= TASK DIRECTIONS =
Collect all lines from the records below that include the word "observed".
━━━ EXTRACTED ENTRIES
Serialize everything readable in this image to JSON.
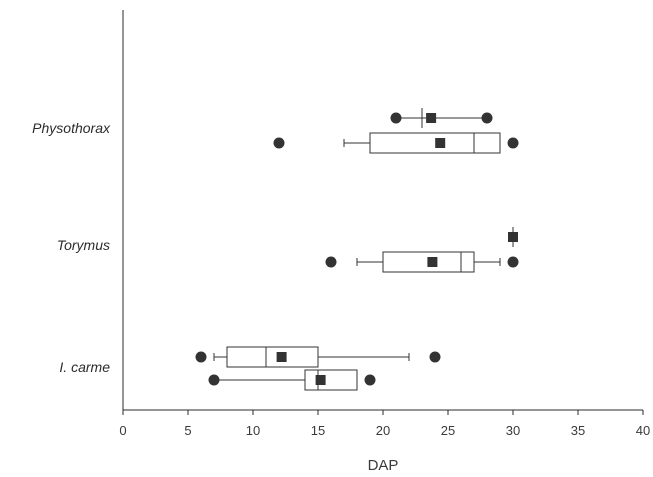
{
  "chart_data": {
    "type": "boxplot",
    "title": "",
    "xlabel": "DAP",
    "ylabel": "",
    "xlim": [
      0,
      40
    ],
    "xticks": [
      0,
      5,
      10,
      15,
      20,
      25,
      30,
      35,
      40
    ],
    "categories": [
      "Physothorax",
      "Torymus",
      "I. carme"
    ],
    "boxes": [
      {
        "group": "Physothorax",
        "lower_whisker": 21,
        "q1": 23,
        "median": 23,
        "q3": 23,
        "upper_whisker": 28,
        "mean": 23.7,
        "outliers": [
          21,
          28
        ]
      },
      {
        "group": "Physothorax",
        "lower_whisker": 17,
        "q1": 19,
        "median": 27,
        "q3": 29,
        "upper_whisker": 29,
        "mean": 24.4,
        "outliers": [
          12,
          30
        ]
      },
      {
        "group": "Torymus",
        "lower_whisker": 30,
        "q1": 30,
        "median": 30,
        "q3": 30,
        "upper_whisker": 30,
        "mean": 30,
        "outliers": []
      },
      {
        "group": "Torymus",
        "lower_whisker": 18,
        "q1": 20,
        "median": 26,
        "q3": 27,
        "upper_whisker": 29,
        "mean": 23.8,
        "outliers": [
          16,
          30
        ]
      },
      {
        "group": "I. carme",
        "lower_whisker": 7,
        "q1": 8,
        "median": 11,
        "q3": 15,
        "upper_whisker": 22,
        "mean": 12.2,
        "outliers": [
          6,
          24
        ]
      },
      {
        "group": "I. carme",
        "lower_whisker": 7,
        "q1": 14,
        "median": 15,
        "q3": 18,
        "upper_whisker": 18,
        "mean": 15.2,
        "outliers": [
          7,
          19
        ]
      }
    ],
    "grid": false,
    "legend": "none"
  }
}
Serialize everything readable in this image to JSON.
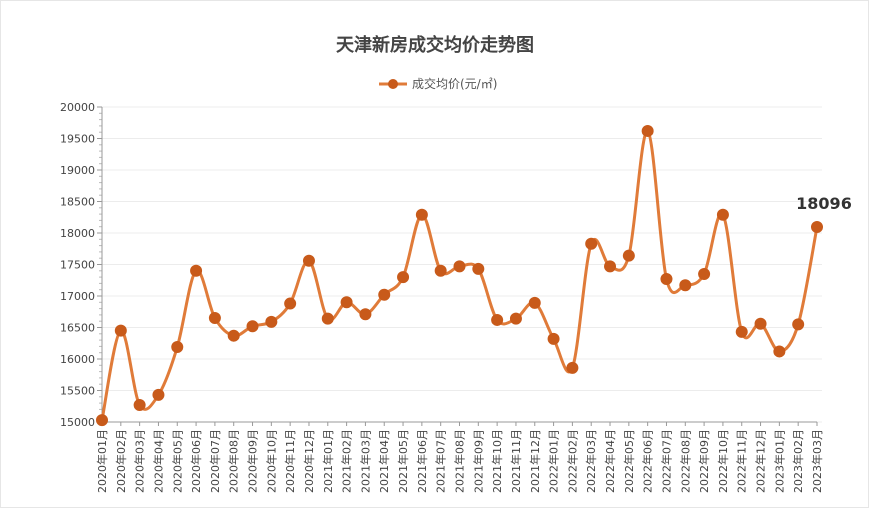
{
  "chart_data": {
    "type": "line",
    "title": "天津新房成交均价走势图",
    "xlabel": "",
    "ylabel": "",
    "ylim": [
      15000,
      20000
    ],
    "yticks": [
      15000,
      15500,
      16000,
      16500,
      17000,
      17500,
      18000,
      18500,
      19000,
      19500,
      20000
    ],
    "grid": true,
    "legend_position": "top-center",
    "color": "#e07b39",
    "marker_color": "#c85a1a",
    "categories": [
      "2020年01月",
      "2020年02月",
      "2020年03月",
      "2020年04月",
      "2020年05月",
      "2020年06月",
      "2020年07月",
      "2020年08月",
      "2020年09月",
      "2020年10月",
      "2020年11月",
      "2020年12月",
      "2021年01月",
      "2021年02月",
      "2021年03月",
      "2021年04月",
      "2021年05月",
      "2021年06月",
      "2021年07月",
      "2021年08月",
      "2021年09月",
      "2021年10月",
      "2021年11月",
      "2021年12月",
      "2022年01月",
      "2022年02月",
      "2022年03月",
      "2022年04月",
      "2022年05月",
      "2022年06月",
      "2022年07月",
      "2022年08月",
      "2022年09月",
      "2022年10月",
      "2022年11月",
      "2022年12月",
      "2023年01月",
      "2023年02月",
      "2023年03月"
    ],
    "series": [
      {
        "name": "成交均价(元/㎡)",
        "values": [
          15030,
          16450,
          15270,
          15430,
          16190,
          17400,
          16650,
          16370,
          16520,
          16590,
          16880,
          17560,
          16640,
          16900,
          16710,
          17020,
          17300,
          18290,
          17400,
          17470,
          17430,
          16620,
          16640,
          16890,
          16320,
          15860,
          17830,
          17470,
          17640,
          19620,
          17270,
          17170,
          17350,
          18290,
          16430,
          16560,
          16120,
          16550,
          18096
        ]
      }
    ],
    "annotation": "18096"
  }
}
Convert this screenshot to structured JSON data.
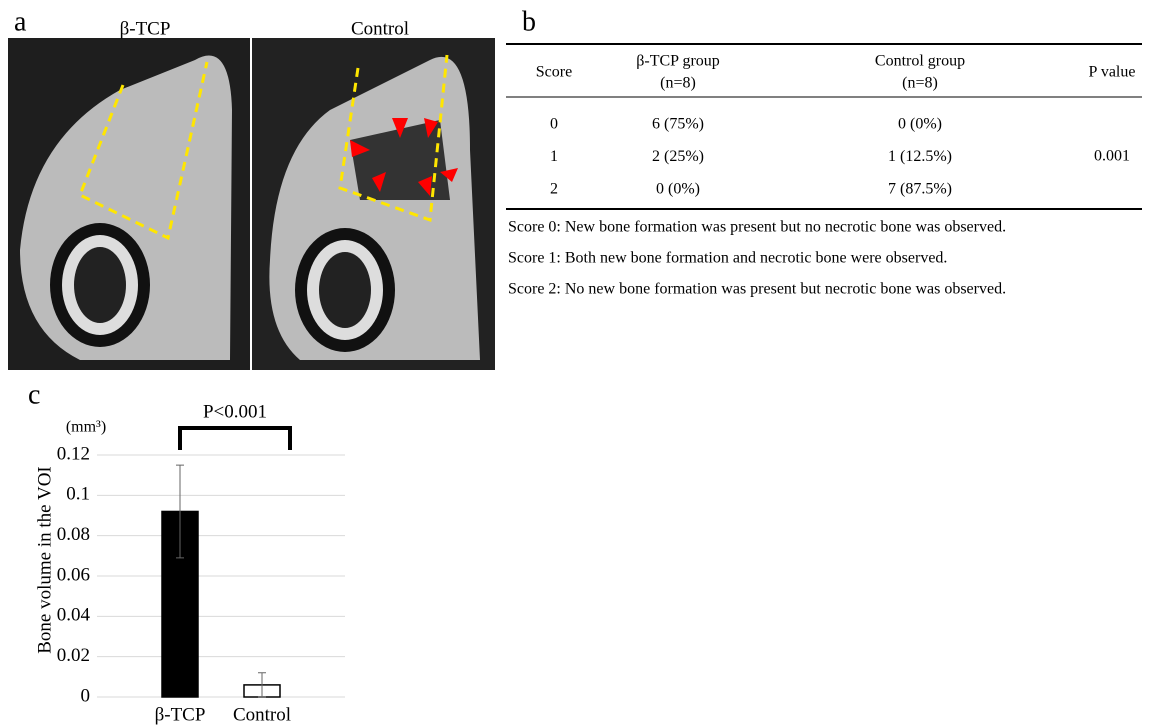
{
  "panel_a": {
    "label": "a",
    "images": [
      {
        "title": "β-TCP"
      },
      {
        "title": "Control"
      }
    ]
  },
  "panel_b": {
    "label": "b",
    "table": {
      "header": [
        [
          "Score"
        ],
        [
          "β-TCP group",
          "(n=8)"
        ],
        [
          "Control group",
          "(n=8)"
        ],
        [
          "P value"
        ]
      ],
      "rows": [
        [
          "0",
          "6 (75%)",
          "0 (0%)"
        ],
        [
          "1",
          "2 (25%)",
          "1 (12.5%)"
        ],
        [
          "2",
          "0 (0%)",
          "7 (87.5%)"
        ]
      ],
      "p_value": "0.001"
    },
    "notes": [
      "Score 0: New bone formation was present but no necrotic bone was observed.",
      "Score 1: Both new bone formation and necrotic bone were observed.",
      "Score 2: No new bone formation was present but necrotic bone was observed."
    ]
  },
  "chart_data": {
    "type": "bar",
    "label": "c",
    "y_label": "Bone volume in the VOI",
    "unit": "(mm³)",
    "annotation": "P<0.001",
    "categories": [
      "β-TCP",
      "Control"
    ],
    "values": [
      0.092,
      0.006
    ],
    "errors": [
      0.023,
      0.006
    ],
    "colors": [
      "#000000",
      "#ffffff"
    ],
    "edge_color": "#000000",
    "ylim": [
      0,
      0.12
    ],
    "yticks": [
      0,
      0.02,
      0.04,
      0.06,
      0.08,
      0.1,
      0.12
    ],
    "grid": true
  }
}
━━━━━━
= ANSWER BELOW =
      "Score 0: New bone formation was present but no necrotic bone was observed.",
      "Score 1: Both new bone formation and necrotic bone were observed.",
      "Score 2: No new bone formation was present but necrotic bone was observed."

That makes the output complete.